• **STATED TASK**
Return each line of the entries below that contains the string "table", copying every such line in full.

• **DATA RECORDS**
************

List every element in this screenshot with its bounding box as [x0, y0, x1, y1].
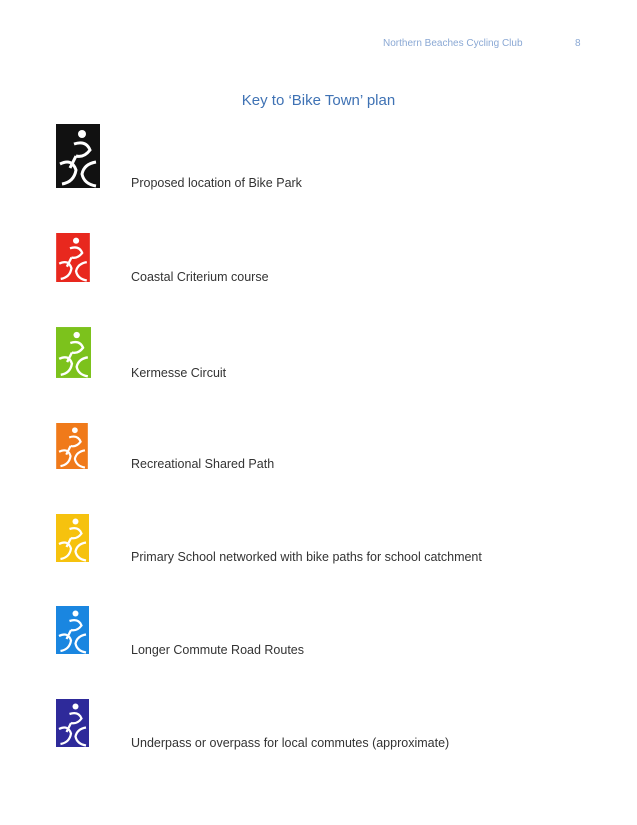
legend-label: Longer Commute Road Routes [131, 643, 305, 657]
legend-label: Recreational Shared Path [131, 457, 275, 471]
cyclist-icon [56, 606, 89, 654]
legend-label: Primary School networked with bike paths for school catchment [131, 550, 482, 564]
cyclist-icon [56, 327, 91, 378]
legend-label: Underpass or overpass for local commutes (approximate) [131, 736, 450, 750]
cyclist-icon [56, 699, 89, 747]
legend-label: Coastal Criterium course [131, 270, 269, 284]
legend-label: Kermesse Circuit [131, 366, 227, 380]
cyclist-icon [56, 514, 89, 562]
header-page-number: 8 [575, 38, 581, 49]
cyclist-icon [56, 233, 90, 282]
legend-label: Proposed location of Bike Park [131, 176, 302, 190]
page-title: Key to ‘Bike Town’ plan [241, 92, 396, 109]
cyclist-icon [56, 423, 88, 469]
cyclist-icon [56, 124, 100, 188]
header-club-name: Northern Beaches Cycling Club [383, 38, 523, 49]
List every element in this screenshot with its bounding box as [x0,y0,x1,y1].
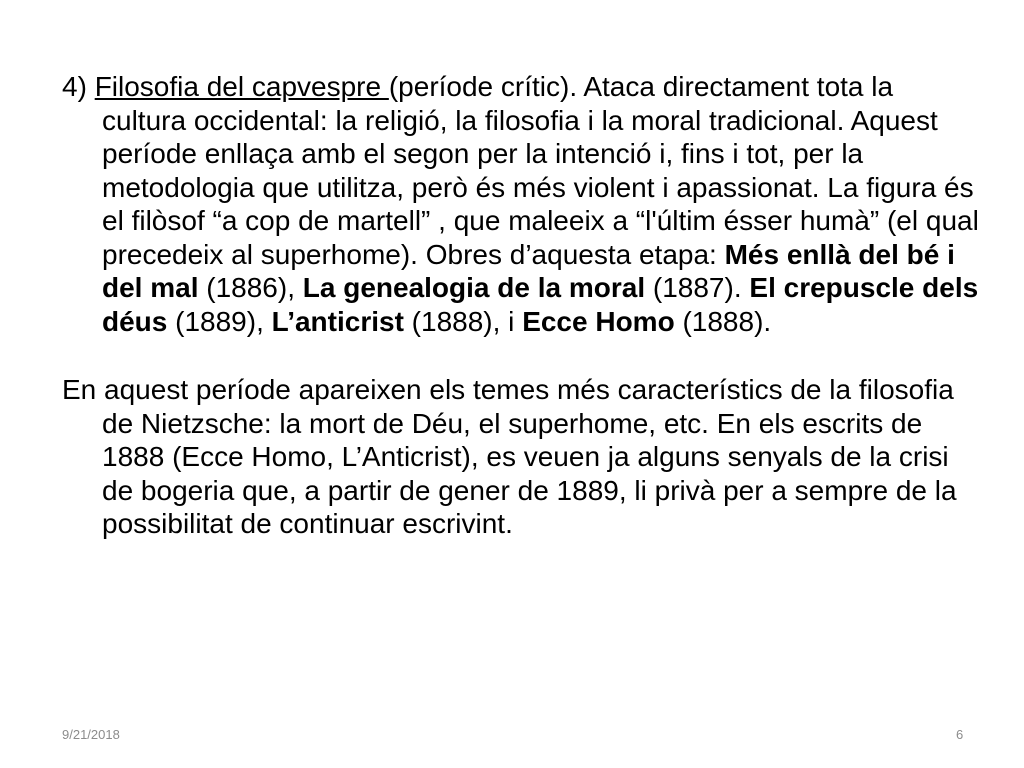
body-text: En aquest període apareixen els temes més característics de la filosofia de Nietzsche: la mort de Déu, el superhome, etc. En els escrits de 1888 (Ecce Homo, L’Anticrist), es veuen ja alguns senyals de la crisi de bogeria que, a partir de gener de 1889, li privà per a sempre de la possibilitat de continuar escrivint. [62,374,957,539]
paragraph-capvespre [62,70,982,338]
body-text: (1888), i [403,305,523,337]
footer-date: 9/21/2018 [62,727,120,742]
paragraph-number: 4) [62,71,95,102]
work-title: La genealogia de la moral [302,272,646,303]
work-title: El crepuscle dels déus [102,272,979,337]
slide-number: 6 [956,727,964,742]
body-text: (1886), [198,272,303,303]
slide-body [62,70,982,541]
body-text: (període crític). Ataca directament tota la cultura occidental: la religió, la filosofia i la moral tradicional. Aquest període enllaça amb el segon per la intenció i, fins i tot, per la metodologia que utilitza, però és més violent i apassionat. La figura és el filòsof “a cop de martell” , que maleeix a “l'últim ésser humà” (el qual precedeix al superhome). Obres d’aquesta etapa: [102,71,979,270]
body-text: (1887). [645,272,750,303]
paragraph-temes [62,373,982,541]
work-title: Ecce Homo [522,305,675,337]
section-heading: Filosofia del capvespre [94,71,389,102]
body-text: (1888). [674,305,772,337]
work-title: L’anticrist [271,305,404,337]
work-title: Més enllà del bé i del mal [102,238,955,303]
body-text: (1889), [167,305,272,337]
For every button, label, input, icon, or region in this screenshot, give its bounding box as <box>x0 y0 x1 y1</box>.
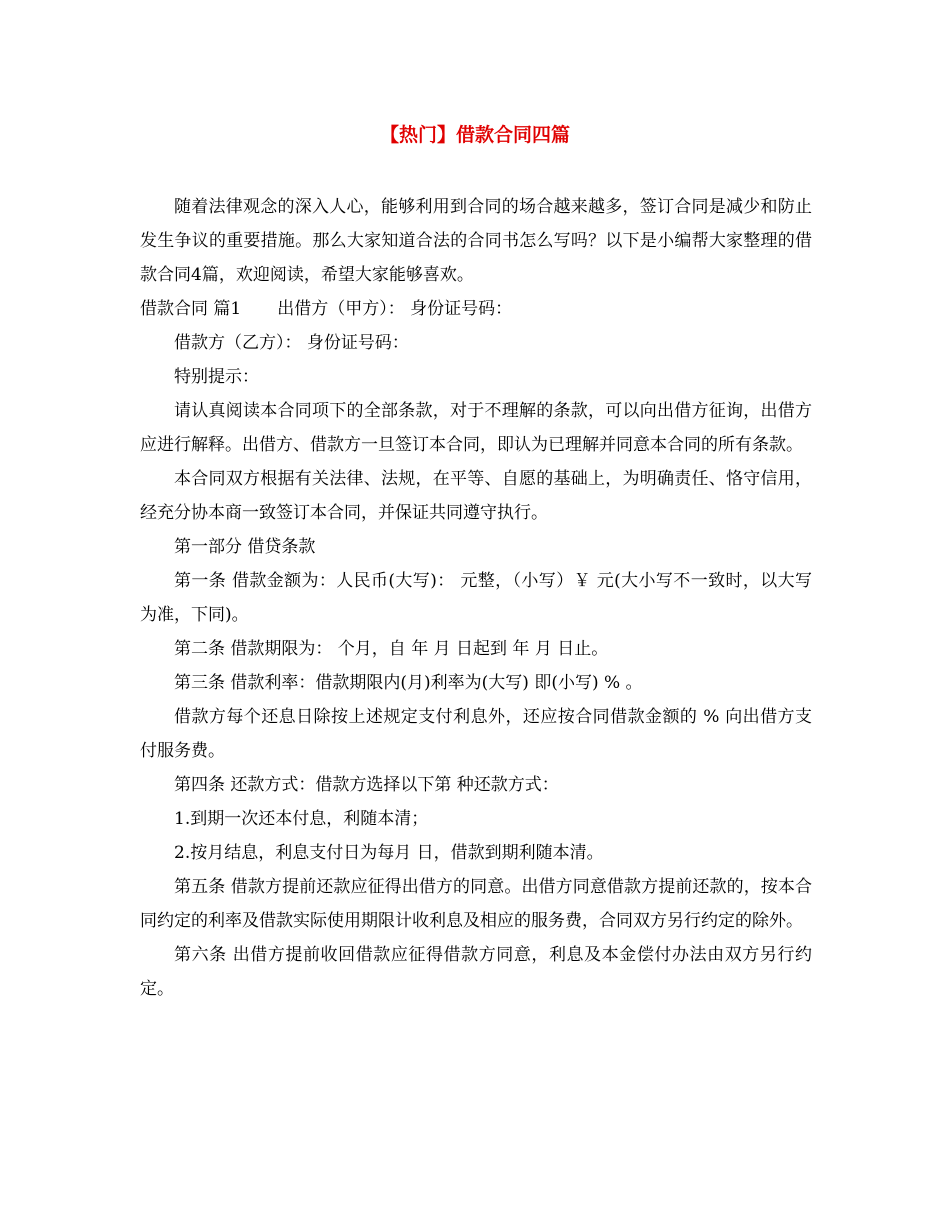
article-heading: 借款合同 篇1 <box>140 299 242 319</box>
clause-1: 第一条 借款金额为：人民币(大写)： 元整，（小写）￥ 元(大小写不一致时，以大写为准，下同)。 <box>140 571 812 625</box>
article-heading-line <box>140 292 812 326</box>
clause-4: 第四条 还款方式：借款方选择以下第 种还款方式： <box>174 775 559 795</box>
clause-6: 第六条 出借方提前收回借款应征得借款方同意，利息及本金偿付办法由双方另行约定。 <box>140 945 812 999</box>
clause-2: 第二条 借款期限为： 个月，自 年 月 日起到 年 月 日止。 <box>174 639 609 659</box>
intro-paragraph: 随着法律观念的深入人心，能够利用到合同的场合越来越多，签订合同是减少和防止发生争议的重要措施。那么大家知道合法的合同书怎么写吗？以下是小编帮大家整理的借款合同4篇，欢迎阅读，希望大家能够喜欢。 <box>140 197 812 285</box>
clause-5: 第五条 借款方提前还款应征得出借方的同意。出借方同意借款方提前还款的，按本合同约定的利率及借款实际使用期限计收利息及相应的服务费，合同双方另行约定的除外。 <box>140 877 812 931</box>
notice-paragraph-1: 请认真阅读本合同项下的全部条款，对于不理解的条款，可以向出借方征询，出借方应进行解释。出借方、借款方一旦签订本合同，即认为已理解并同意本合同的所有条款。 <box>140 401 812 455</box>
borrower-line: 借款方（乙方）： 身份证号码： <box>174 333 409 353</box>
document-title: 【热门】借款合同四篇 <box>379 124 570 146</box>
special-notice-label: 特别提示： <box>174 367 259 387</box>
clause-3: 第三条 借款利率：借款期限内(月)利率为(大写) 即(小写) % 。 <box>174 673 643 693</box>
clause-3-fee: 借款方每个还息日除按上述规定支付利息外，还应按合同借款金额的 % 向出借方支付服务费。 <box>140 707 812 761</box>
clause-4-option-2: 2.按月结息，利息支付日为每月 日，借款到期利随本清。 <box>174 843 604 863</box>
notice-paragraph-2: 本合同双方根据有关法律、法规，在平等、自愿的基础上，为明确责任、恪守信用，经充分协本商一致签订本合同，并保证共同遵守执行。 <box>140 469 812 523</box>
document-body <box>140 190 812 1006</box>
lender-line: 出借方（甲方）： 身份证号码： <box>277 299 513 319</box>
clause-4-option-1: 1.到期一次还本付息，利随本清； <box>174 809 429 829</box>
part-heading: 第一部分 借贷条款 <box>174 537 316 557</box>
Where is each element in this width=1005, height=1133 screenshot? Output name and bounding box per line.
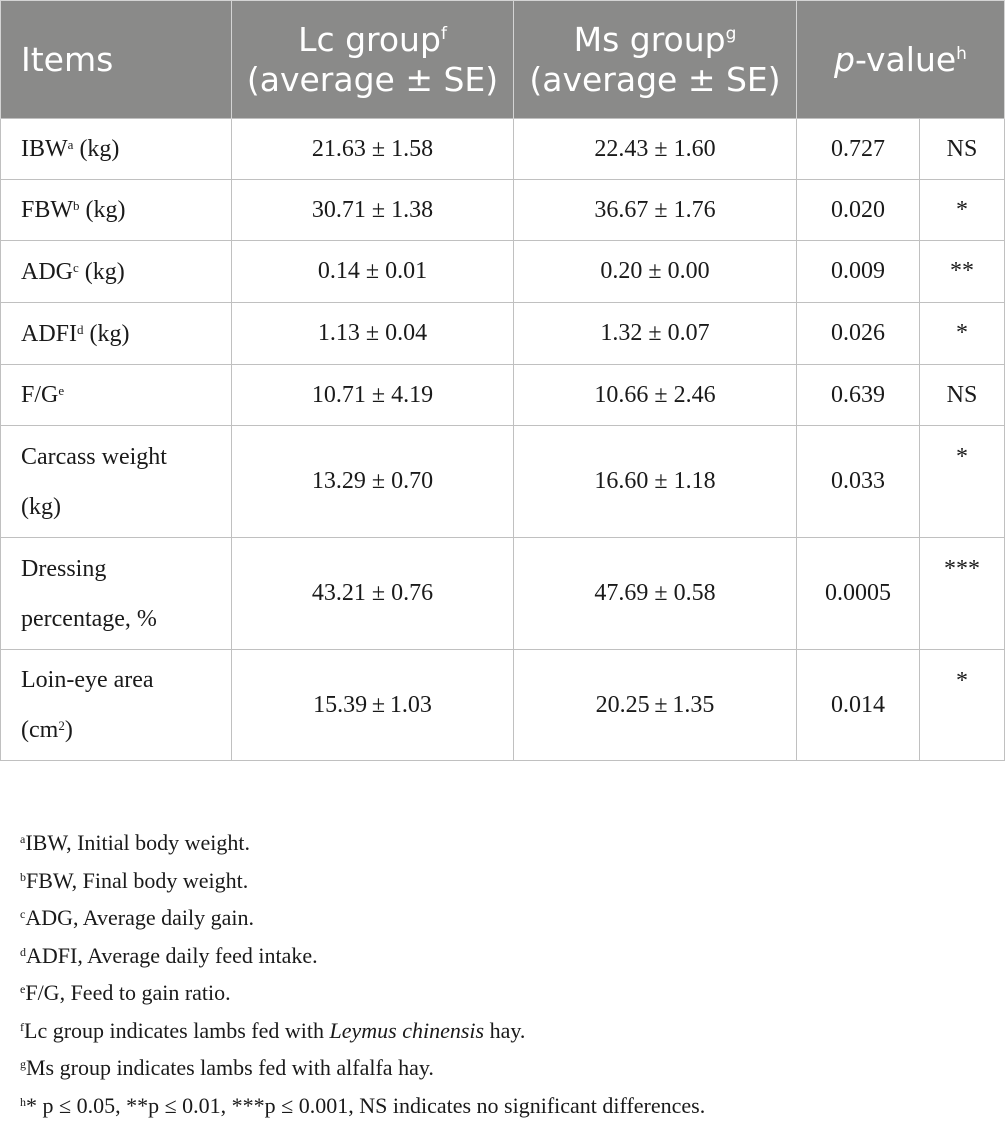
footnote-c: $^c$ADG, Average daily gain. (20, 905, 255, 930)
footnote-g: $^g$Ms group indicates lambs fed with alfalfa hay. (20, 1055, 434, 1080)
header-lc-group: Lc group$^f$ (average ± SE) (232, 1, 514, 119)
lc-value: 1.13 ± 0.04 (232, 303, 514, 365)
lc-value: 30.71 ± 1.38 (232, 180, 514, 241)
item-cell: Carcass weight (kg) (1, 426, 232, 538)
footnote-f: $^f$Lc group indicates lambs fed with Leymus chinensis hay. (20, 1017, 526, 1043)
footnote-a: $^a$IBW, Initial body weight. (20, 830, 250, 855)
table-row (1, 365, 1005, 426)
table-row (1, 303, 1005, 365)
p-value: 0.020 (797, 180, 920, 241)
ms-value: 1.32 ± 0.07 (514, 303, 797, 365)
table-row (1, 538, 1005, 650)
header-p-value: p-value$^h$ (797, 1, 1005, 119)
table-row (1, 241, 1005, 303)
table-row (1, 650, 1005, 761)
p-value: 0.0005 (797, 538, 920, 650)
ms-value: 20.25 ± 1.35 (514, 650, 797, 761)
item-cell: IBW$^a$ (kg) (1, 119, 232, 180)
significance: * (920, 303, 1005, 365)
significance: * (920, 180, 1005, 241)
p-value: 0.033 (797, 426, 920, 538)
lc-value: 0.14 ± 0.01 (232, 241, 514, 303)
ms-value: 16.60 ± 1.18 (514, 426, 797, 538)
item-cell: Loin-eye area $(cm^2)$ (1, 650, 232, 761)
lc-value: 15.39 ± 1.03 (232, 650, 514, 761)
ms-value: 36.67 ± 1.76 (514, 180, 797, 241)
item-cell: $F/G^e$ (1, 365, 232, 426)
table-row (1, 180, 1005, 241)
p-value: 0.026 (797, 303, 920, 365)
table-row (1, 426, 1005, 538)
significance: NS (920, 365, 1005, 426)
p-value: 0.727 (797, 119, 920, 180)
ms-value: 47.69 ± 0.58 (514, 538, 797, 650)
footnote-d: $^d$ADFI, Average daily feed intake. (20, 942, 318, 968)
header-items: Items (1, 1, 232, 119)
significance: NS (920, 119, 1005, 180)
table-footnotes (20, 824, 705, 1124)
significance: ** (920, 241, 1005, 303)
significance: * (920, 650, 1005, 761)
ms-value: 0.20 ± 0.00 (514, 241, 797, 303)
footnote-h: $^h$* p ≤ 0.05, **p ≤ 0.01, ***p ≤ 0.001, NS indicates no significant differences. (20, 1092, 706, 1118)
table-row (1, 119, 1005, 180)
p-value: 0.639 (797, 365, 920, 426)
header-ms-group: Ms group$^g$ (average ± SE) (514, 1, 797, 119)
item-cell: FBW$^b$ (kg) (1, 180, 232, 241)
footnote-e: $^e$F/G, Feed to gain ratio. (20, 980, 231, 1005)
p-value: 0.014 (797, 650, 920, 761)
item-cell: Dressing percentage, % (1, 538, 232, 650)
significance: *** (920, 538, 1005, 650)
header-row (1, 1, 1005, 119)
lc-value: 21.63 ± 1.58 (232, 119, 514, 180)
lc-value: 43.21 ± 0.76 (232, 538, 514, 650)
ms-value: 10.66 ± 2.46 (514, 365, 797, 426)
significance: * (920, 426, 1005, 538)
p-value: 0.009 (797, 241, 920, 303)
lc-value: 10.71 ± 4.19 (232, 365, 514, 426)
lc-value: 13.29 ± 0.70 (232, 426, 514, 538)
footnote-b: $^b$FBW, Final body weight. (20, 867, 249, 893)
ms-value: 22.43 ± 1.60 (514, 119, 797, 180)
item-cell: ADG$^c$ (kg) (1, 241, 232, 303)
item-cell: ADFI$^d$ (kg) (1, 303, 232, 365)
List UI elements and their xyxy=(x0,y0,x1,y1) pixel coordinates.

************

• **EXPECTED OUTPUT**
table-row (1, 365, 1005, 426)
table-row (1, 303, 1005, 365)
table-row (1, 538, 1005, 650)
table-row (1, 241, 1005, 303)
table-row (1, 650, 1005, 761)
table-row (1, 180, 1005, 241)
table-row (1, 426, 1005, 538)
table-footnotes (20, 824, 705, 1124)
table-row (1, 119, 1005, 180)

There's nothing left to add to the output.